↓↓↓

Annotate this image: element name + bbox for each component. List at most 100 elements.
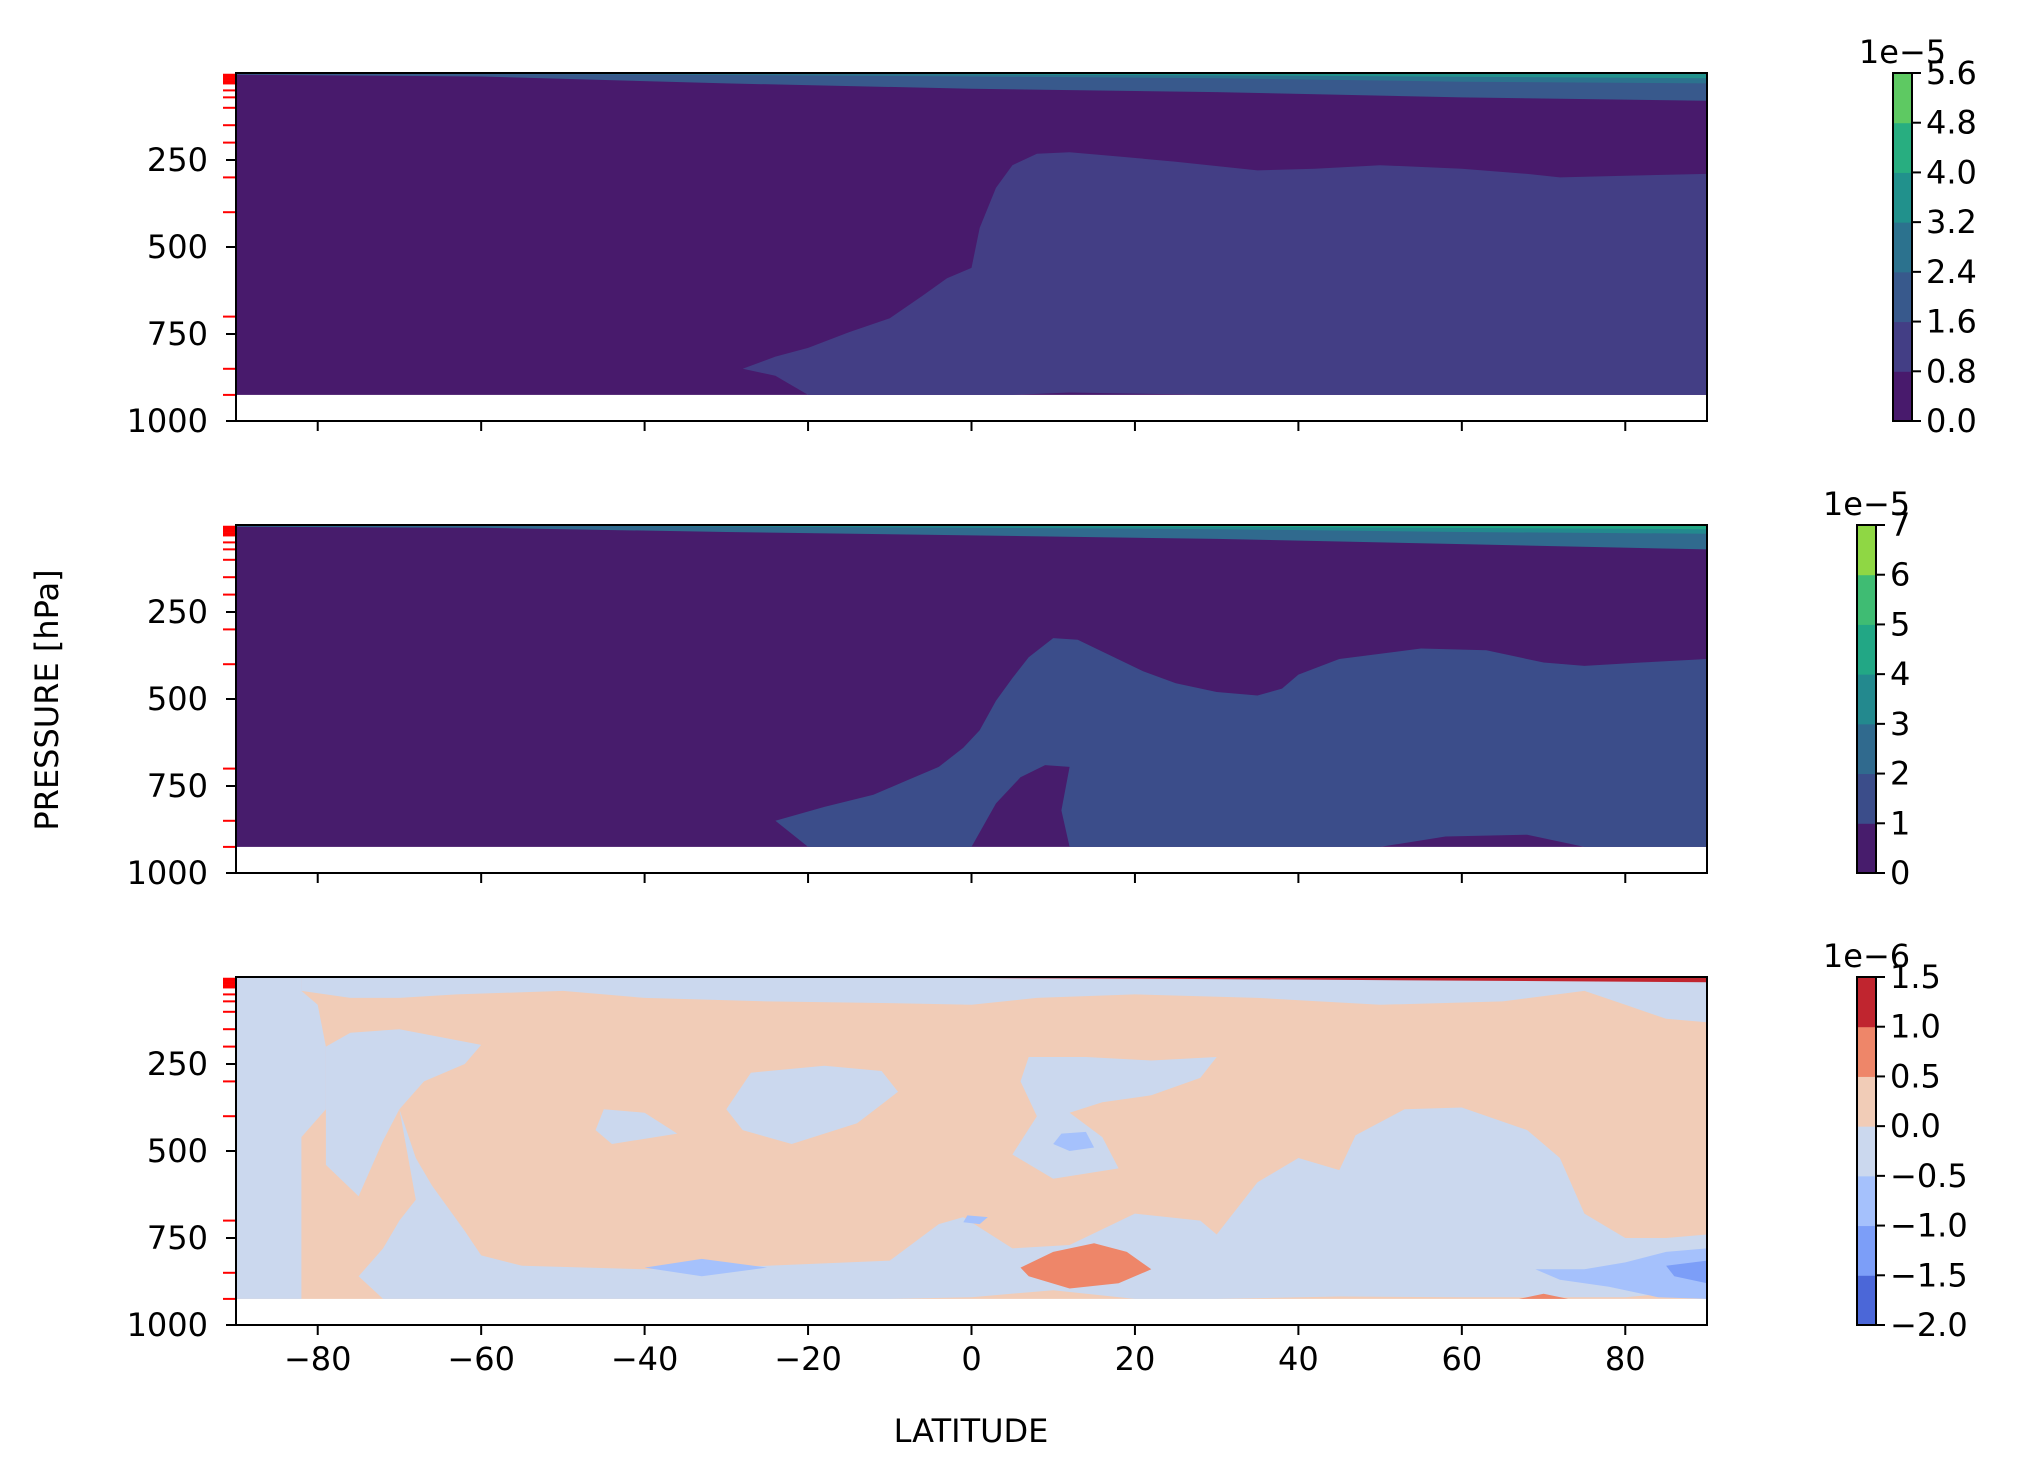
colorbar-segment — [1857, 723, 1876, 775]
x-tick-label: 0 — [961, 1340, 981, 1378]
colorbar-tick-label: 3.2 — [1926, 203, 1977, 241]
panel-top: 250 500 750 1000 — [127, 72, 1708, 440]
y-tick-label: 750 — [147, 767, 208, 805]
colorbar-tick-label: 5.6 — [1926, 54, 1977, 92]
colorbar-segment — [1857, 1175, 1876, 1227]
colorbar-tick-label: −0.5 — [1890, 1157, 1968, 1195]
y-tick-label: 250 — [147, 141, 208, 179]
contour-fills — [236, 977, 1707, 1299]
colorbar-tick-label: −2.0 — [1890, 1306, 1968, 1344]
contour-region-4 — [595, 1109, 678, 1144]
x-tick-label: −20 — [774, 1340, 842, 1378]
colorbar-tick-label: 2.4 — [1926, 253, 1977, 291]
y-tick-label: 500 — [147, 680, 208, 718]
x-tick-label: −40 — [611, 1340, 679, 1378]
colorbar-tick-label: 1.5 — [1890, 958, 1941, 996]
colorbar-middle: 0 1 2 3 4 5 6 71e−5 — [1823, 485, 1910, 892]
y-tick-label: 500 — [147, 228, 208, 266]
y-tick-label: 250 — [147, 593, 208, 631]
contour-region-5 — [726, 1065, 898, 1144]
colorbar-segment — [1893, 122, 1912, 173]
colorbar-segment — [1893, 73, 1912, 124]
colorbar-offset-text: 1e−5 — [1859, 33, 1946, 71]
colorbar-frame — [1892, 72, 1913, 422]
contour-region-3 — [644, 73, 1707, 79]
colorbar-segment — [1857, 574, 1876, 625]
colorbar-tick-label: 4 — [1890, 655, 1910, 693]
colorbar-segment — [1893, 222, 1912, 273]
colorbar-tick-label: 5 — [1890, 605, 1910, 643]
y-tick-label: 750 — [147, 315, 208, 353]
colorbar-segment — [1857, 1126, 1876, 1177]
colorbar-segment — [1857, 823, 1876, 874]
colorbar-tick-label: 0 — [1890, 854, 1910, 892]
contour-region-7 — [1053, 1131, 1095, 1151]
colorbar-tick-label: 0.5 — [1890, 1057, 1941, 1095]
contour-region-1 — [301, 977, 1707, 1023]
y-tick-label: 1000 — [127, 402, 208, 440]
y-tick-label: 1000 — [127, 854, 208, 892]
y-axis-label: PRESSURE [hPa] — [28, 569, 66, 830]
colorbar-tick-label: 1.6 — [1926, 303, 1977, 341]
contour-region-9 — [963, 1215, 988, 1225]
contour-region-2 — [325, 1029, 482, 1197]
colorbar-tick-label: 7 — [1890, 506, 1910, 544]
contour-region-14 — [808, 977, 1707, 983]
colorbar-segment — [1857, 624, 1876, 675]
y-tick-label: 750 — [147, 1219, 208, 1257]
colorbar-segment — [1893, 371, 1912, 422]
x-tick-label: 80 — [1605, 1340, 1646, 1378]
contour-region-12 — [1020, 1243, 1152, 1289]
x-tick-label: 60 — [1441, 1340, 1482, 1378]
colorbar-segment — [1893, 321, 1912, 372]
colorbar-bottom: −2.0 −1.5 −1.0 −0.5 0.0 0.5 1.0 1.51e−6 — [1823, 937, 1968, 1344]
y-tick-label: 500 — [147, 1132, 208, 1170]
colorbar-segment — [1857, 1225, 1876, 1276]
colorbar-segment — [1857, 773, 1876, 824]
contour-region-11 — [1666, 1260, 1707, 1284]
contour-region-8 — [644, 1258, 768, 1277]
colorbar-tick-label: 3 — [1890, 705, 1910, 743]
colorbar-tick-label: 0.0 — [1890, 1107, 1941, 1145]
colorbar-tick-label: −1.5 — [1890, 1256, 1968, 1294]
x-tick-label: 40 — [1278, 1340, 1319, 1378]
colorbar-tick-label: 2 — [1890, 755, 1910, 793]
colorbar-top: 0.0 0.8 1.6 2.4 3.2 4.0 4.8 5.61e−5 — [1859, 33, 1977, 440]
colorbar-segment — [1857, 1275, 1876, 1326]
contour-region-10 — [1535, 1248, 1707, 1299]
colorbar-tick-label: 1 — [1890, 804, 1910, 842]
colorbar-segment — [1893, 172, 1912, 223]
x-tick-label: −80 — [284, 1340, 352, 1378]
y-tick-label: 250 — [147, 1045, 208, 1083]
panel-middle: 250 500 750 1000 — [127, 524, 1708, 892]
contour-region-0 — [742, 152, 1707, 395]
colorbar-tick-label: 1.0 — [1890, 1008, 1941, 1046]
colorbar-tick-label: 0.8 — [1926, 352, 1977, 390]
contour-region-13 — [1519, 1293, 1569, 1299]
colorbar-frame — [1856, 524, 1877, 874]
contour-region-3 — [726, 525, 1707, 530]
contour-fills — [236, 73, 1707, 395]
colorbar-segment — [1857, 674, 1876, 725]
contour-region-0 — [775, 638, 1707, 847]
x-axis-label: LATITUDE — [894, 1412, 1049, 1450]
x-tick-label: 20 — [1115, 1340, 1156, 1378]
colorbar-offset-text: 1e−6 — [1823, 937, 1910, 975]
colorbar-tick-label: −1.0 — [1890, 1207, 1968, 1245]
colorbar-tick-label: 4.0 — [1926, 153, 1977, 191]
panel-bottom: 250 500 750 1000 −80 −60 −40 −20 0 20 40 60 80 — [127, 976, 1708, 1378]
contour-region-3 — [358, 1107, 1707, 1299]
colorbar-segment — [1857, 977, 1876, 1028]
colorbar-frame — [1856, 976, 1877, 1326]
contour-region-1 — [236, 525, 1707, 550]
colorbar-tick-label: 6 — [1890, 556, 1910, 594]
contour-fills — [236, 525, 1707, 847]
contour-region-0 — [236, 977, 326, 1299]
colorbar-segment — [1857, 525, 1876, 576]
colorbar-segment — [1857, 1076, 1876, 1127]
x-tick-label: −60 — [447, 1340, 515, 1378]
colorbar-tick-label: 0.0 — [1926, 402, 1977, 440]
colorbar-segment — [1857, 1026, 1876, 1077]
y-tick-label: 1000 — [127, 1306, 208, 1344]
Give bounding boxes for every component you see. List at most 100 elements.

↑↑↑

[EXERCISE BRIEF]
List every line in the data above that contains the string "text", and reproduce each such line in full.

[OUTPUT FOR THIS EXERCISE]
colorbar-offset-text: 1e−5 — [1859, 33, 1946, 71]
colorbar-offset-text: 1e−6 — [1823, 937, 1910, 975]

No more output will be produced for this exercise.